◆ **Exercise instructions**
Repeat the entries below exactly as they appear, with no pictures.

◆ **Materials provided**
________

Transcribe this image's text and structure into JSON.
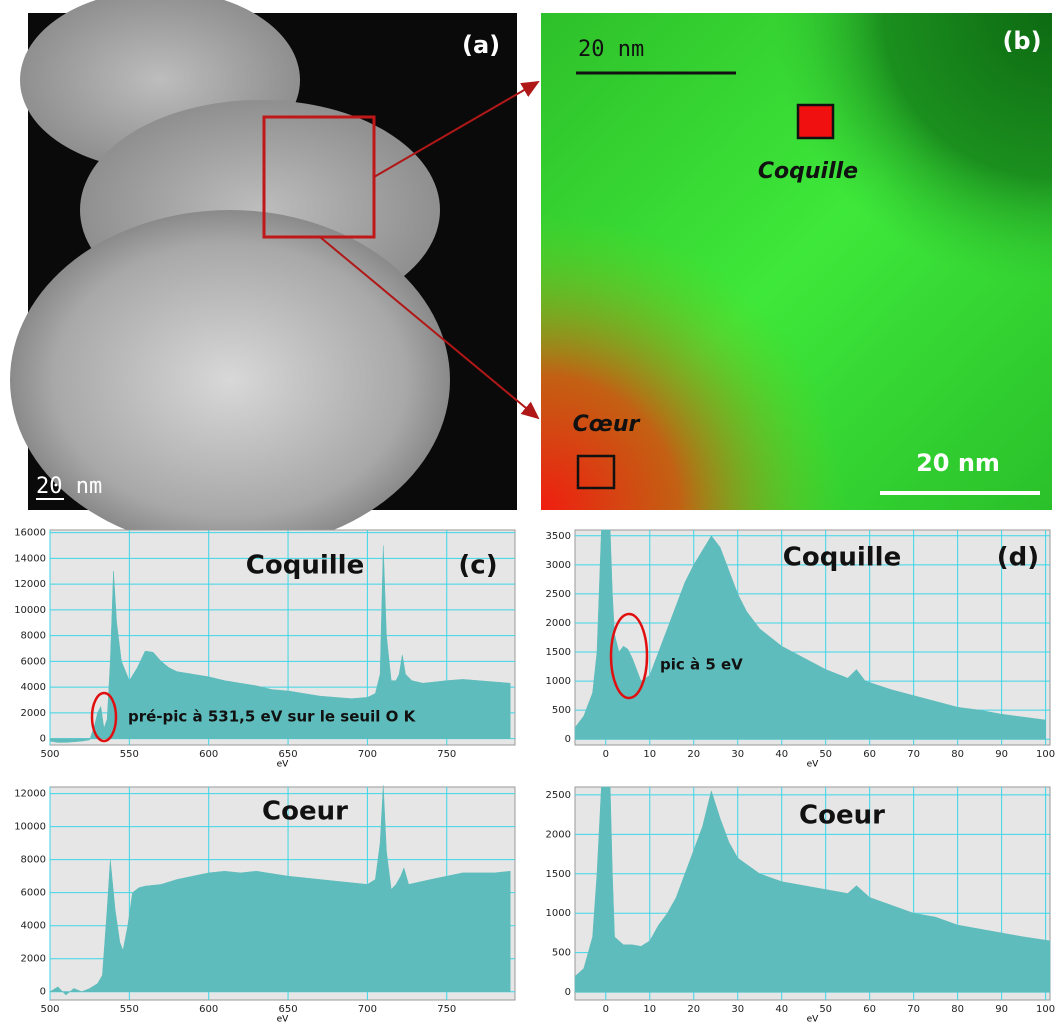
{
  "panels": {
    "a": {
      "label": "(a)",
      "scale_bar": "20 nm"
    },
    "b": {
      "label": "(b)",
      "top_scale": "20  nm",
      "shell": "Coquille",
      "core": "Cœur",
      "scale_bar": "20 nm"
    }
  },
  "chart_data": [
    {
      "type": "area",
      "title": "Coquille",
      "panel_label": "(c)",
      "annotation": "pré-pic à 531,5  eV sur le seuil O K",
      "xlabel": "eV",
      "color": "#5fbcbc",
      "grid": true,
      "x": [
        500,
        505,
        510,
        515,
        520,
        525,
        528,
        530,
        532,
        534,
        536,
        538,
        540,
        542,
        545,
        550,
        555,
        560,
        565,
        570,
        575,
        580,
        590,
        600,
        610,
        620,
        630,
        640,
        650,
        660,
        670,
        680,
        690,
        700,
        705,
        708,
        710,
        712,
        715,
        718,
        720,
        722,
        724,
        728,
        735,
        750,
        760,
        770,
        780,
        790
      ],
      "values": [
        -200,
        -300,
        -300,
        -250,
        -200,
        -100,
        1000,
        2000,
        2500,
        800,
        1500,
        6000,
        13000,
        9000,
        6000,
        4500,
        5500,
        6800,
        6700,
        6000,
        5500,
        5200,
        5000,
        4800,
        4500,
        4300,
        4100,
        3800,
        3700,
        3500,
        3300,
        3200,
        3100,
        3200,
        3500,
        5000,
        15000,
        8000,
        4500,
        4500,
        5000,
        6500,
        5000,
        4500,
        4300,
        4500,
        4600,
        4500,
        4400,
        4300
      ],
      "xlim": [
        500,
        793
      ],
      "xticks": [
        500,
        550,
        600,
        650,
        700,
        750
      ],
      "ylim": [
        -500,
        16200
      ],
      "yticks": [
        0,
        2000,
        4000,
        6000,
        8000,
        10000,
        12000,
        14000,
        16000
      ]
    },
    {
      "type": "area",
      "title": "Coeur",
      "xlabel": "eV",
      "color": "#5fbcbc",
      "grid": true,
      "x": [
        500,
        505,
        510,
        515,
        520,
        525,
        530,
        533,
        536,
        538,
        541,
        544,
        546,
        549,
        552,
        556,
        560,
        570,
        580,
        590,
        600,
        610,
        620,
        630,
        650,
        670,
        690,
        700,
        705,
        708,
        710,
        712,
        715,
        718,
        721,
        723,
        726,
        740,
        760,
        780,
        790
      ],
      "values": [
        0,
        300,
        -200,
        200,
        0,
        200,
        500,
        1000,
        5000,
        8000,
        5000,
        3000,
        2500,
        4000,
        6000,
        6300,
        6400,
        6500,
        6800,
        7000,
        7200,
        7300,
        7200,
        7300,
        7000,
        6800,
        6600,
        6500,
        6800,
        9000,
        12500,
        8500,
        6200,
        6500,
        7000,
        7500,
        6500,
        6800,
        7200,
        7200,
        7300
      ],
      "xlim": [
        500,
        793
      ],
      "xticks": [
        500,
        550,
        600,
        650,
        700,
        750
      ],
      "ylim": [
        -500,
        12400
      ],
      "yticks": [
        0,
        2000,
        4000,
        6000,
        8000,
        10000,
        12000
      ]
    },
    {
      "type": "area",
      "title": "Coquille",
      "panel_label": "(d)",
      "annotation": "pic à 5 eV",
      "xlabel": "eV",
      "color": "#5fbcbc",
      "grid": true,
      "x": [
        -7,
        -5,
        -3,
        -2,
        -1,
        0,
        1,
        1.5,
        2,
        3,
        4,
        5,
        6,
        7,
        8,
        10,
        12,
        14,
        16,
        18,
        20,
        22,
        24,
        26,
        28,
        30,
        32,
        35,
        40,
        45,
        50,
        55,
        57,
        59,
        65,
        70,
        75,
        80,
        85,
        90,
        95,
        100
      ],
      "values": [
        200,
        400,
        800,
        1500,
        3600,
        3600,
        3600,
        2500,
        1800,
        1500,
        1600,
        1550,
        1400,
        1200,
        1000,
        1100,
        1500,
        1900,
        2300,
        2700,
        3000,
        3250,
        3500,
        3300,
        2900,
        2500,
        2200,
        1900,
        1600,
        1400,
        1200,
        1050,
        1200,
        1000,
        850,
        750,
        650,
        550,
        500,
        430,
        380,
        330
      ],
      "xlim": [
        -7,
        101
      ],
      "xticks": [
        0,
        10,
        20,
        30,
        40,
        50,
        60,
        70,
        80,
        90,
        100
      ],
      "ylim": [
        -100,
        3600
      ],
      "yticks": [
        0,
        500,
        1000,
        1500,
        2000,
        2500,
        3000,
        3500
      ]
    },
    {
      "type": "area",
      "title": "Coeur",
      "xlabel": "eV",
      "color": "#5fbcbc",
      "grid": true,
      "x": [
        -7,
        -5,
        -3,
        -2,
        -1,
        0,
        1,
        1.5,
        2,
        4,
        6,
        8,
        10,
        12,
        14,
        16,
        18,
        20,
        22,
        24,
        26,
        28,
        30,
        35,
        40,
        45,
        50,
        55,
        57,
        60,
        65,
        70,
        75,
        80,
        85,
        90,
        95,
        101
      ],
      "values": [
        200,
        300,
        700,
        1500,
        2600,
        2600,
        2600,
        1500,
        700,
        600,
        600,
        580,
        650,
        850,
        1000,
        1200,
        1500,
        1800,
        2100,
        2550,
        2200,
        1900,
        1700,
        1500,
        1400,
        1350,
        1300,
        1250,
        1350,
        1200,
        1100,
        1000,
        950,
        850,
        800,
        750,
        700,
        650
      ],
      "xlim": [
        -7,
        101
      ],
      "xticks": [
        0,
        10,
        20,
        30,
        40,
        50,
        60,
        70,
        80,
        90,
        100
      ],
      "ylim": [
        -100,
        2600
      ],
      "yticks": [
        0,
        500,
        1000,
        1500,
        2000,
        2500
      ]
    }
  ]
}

________

◆ **Task output**
Transcribe this image's text and structure into JSON.
{
  "panels": {
    "a": {
      "label": "(a)",
      "scale_bar": "20 nm"
    },
    "b": {
      "label": "(b)",
      "top_scale": "20  nm",
      "shell": "Coquille",
      "core": "Cœur",
      "scale_bar": "20 nm"
    }
  },
  "chart_data": [
    {
      "type": "area",
      "title": "Coquille",
      "panel_label": "(c)",
      "annotation": "pré-pic à 531,5  eV sur le seuil O K",
      "xlabel": "eV",
      "color": "#5fbcbc",
      "grid": true,
      "x": [
        500,
        505,
        510,
        515,
        520,
        525,
        528,
        530,
        532,
        534,
        536,
        538,
        540,
        542,
        545,
        550,
        555,
        560,
        565,
        570,
        575,
        580,
        590,
        600,
        610,
        620,
        630,
        640,
        650,
        660,
        670,
        680,
        690,
        700,
        705,
        708,
        710,
        712,
        715,
        718,
        720,
        722,
        724,
        728,
        735,
        750,
        760,
        770,
        780,
        790
      ],
      "values": [
        -200,
        -300,
        -300,
        -250,
        -200,
        -100,
        1000,
        2000,
        2500,
        800,
        1500,
        6000,
        13000,
        9000,
        6000,
        4500,
        5500,
        6800,
        6700,
        6000,
        5500,
        5200,
        5000,
        4800,
        4500,
        4300,
        4100,
        3800,
        3700,
        3500,
        3300,
        3200,
        3100,
        3200,
        3500,
        5000,
        15000,
        8000,
        4500,
        4500,
        5000,
        6500,
        5000,
        4500,
        4300,
        4500,
        4600,
        4500,
        4400,
        4300
      ],
      "xlim": [
        500,
        793
      ],
      "xticks": [
        500,
        550,
        600,
        650,
        700,
        750
      ],
      "ylim": [
        -500,
        16200
      ],
      "yticks": [
        0,
        2000,
        4000,
        6000,
        8000,
        10000,
        12000,
        14000,
        16000
      ]
    },
    {
      "type": "area",
      "title": "Coeur",
      "xlabel": "eV",
      "color": "#5fbcbc",
      "grid": true,
      "x": [
        500,
        505,
        510,
        515,
        520,
        525,
        530,
        533,
        536,
        538,
        541,
        544,
        546,
        549,
        552,
        556,
        560,
        570,
        580,
        590,
        600,
        610,
        620,
        630,
        650,
        670,
        690,
        700,
        705,
        708,
        710,
        712,
        715,
        718,
        721,
        723,
        726,
        740,
        760,
        780,
        790
      ],
      "values": [
        0,
        300,
        -200,
        200,
        0,
        200,
        500,
        1000,
        5000,
        8000,
        5000,
        3000,
        2500,
        4000,
        6000,
        6300,
        6400,
        6500,
        6800,
        7000,
        7200,
        7300,
        7200,
        7300,
        7000,
        6800,
        6600,
        6500,
        6800,
        9000,
        12500,
        8500,
        6200,
        6500,
        7000,
        7500,
        6500,
        6800,
        7200,
        7200,
        7300
      ],
      "xlim": [
        500,
        793
      ],
      "xticks": [
        500,
        550,
        600,
        650,
        700,
        750
      ],
      "ylim": [
        -500,
        12400
      ],
      "yticks": [
        0,
        2000,
        4000,
        6000,
        8000,
        10000,
        12000
      ]
    },
    {
      "type": "area",
      "title": "Coquille",
      "panel_label": "(d)",
      "annotation": "pic à 5 eV",
      "xlabel": "eV",
      "color": "#5fbcbc",
      "grid": true,
      "x": [
        -7,
        -5,
        -3,
        -2,
        -1,
        0,
        1,
        1.5,
        2,
        3,
        4,
        5,
        6,
        7,
        8,
        10,
        12,
        14,
        16,
        18,
        20,
        22,
        24,
        26,
        28,
        30,
        32,
        35,
        40,
        45,
        50,
        55,
        57,
        59,
        65,
        70,
        75,
        80,
        85,
        90,
        95,
        100
      ],
      "values": [
        200,
        400,
        800,
        1500,
        3600,
        3600,
        3600,
        2500,
        1800,
        1500,
        1600,
        1550,
        1400,
        1200,
        1000,
        1100,
        1500,
        1900,
        2300,
        2700,
        3000,
        3250,
        3500,
        3300,
        2900,
        2500,
        2200,
        1900,
        1600,
        1400,
        1200,
        1050,
        1200,
        1000,
        850,
        750,
        650,
        550,
        500,
        430,
        380,
        330
      ],
      "xlim": [
        -7,
        101
      ],
      "xticks": [
        0,
        10,
        20,
        30,
        40,
        50,
        60,
        70,
        80,
        90,
        100
      ],
      "ylim": [
        -100,
        3600
      ],
      "yticks": [
        0,
        500,
        1000,
        1500,
        2000,
        2500,
        3000,
        3500
      ]
    },
    {
      "type": "area",
      "title": "Coeur",
      "xlabel": "eV",
      "color": "#5fbcbc",
      "grid": true,
      "x": [
        -7,
        -5,
        -3,
        -2,
        -1,
        0,
        1,
        1.5,
        2,
        4,
        6,
        8,
        10,
        12,
        14,
        16,
        18,
        20,
        22,
        24,
        26,
        28,
        30,
        35,
        40,
        45,
        50,
        55,
        57,
        60,
        65,
        70,
        75,
        80,
        85,
        90,
        95,
        101
      ],
      "values": [
        200,
        300,
        700,
        1500,
        2600,
        2600,
        2600,
        1500,
        700,
        600,
        600,
        580,
        650,
        850,
        1000,
        1200,
        1500,
        1800,
        2100,
        2550,
        2200,
        1900,
        1700,
        1500,
        1400,
        1350,
        1300,
        1250,
        1350,
        1200,
        1100,
        1000,
        950,
        850,
        800,
        750,
        700,
        650
      ],
      "xlim": [
        -7,
        101
      ],
      "xticks": [
        0,
        10,
        20,
        30,
        40,
        50,
        60,
        70,
        80,
        90,
        100
      ],
      "ylim": [
        -100,
        2600
      ],
      "yticks": [
        0,
        500,
        1000,
        1500,
        2000,
        2500
      ]
    }
  ]
}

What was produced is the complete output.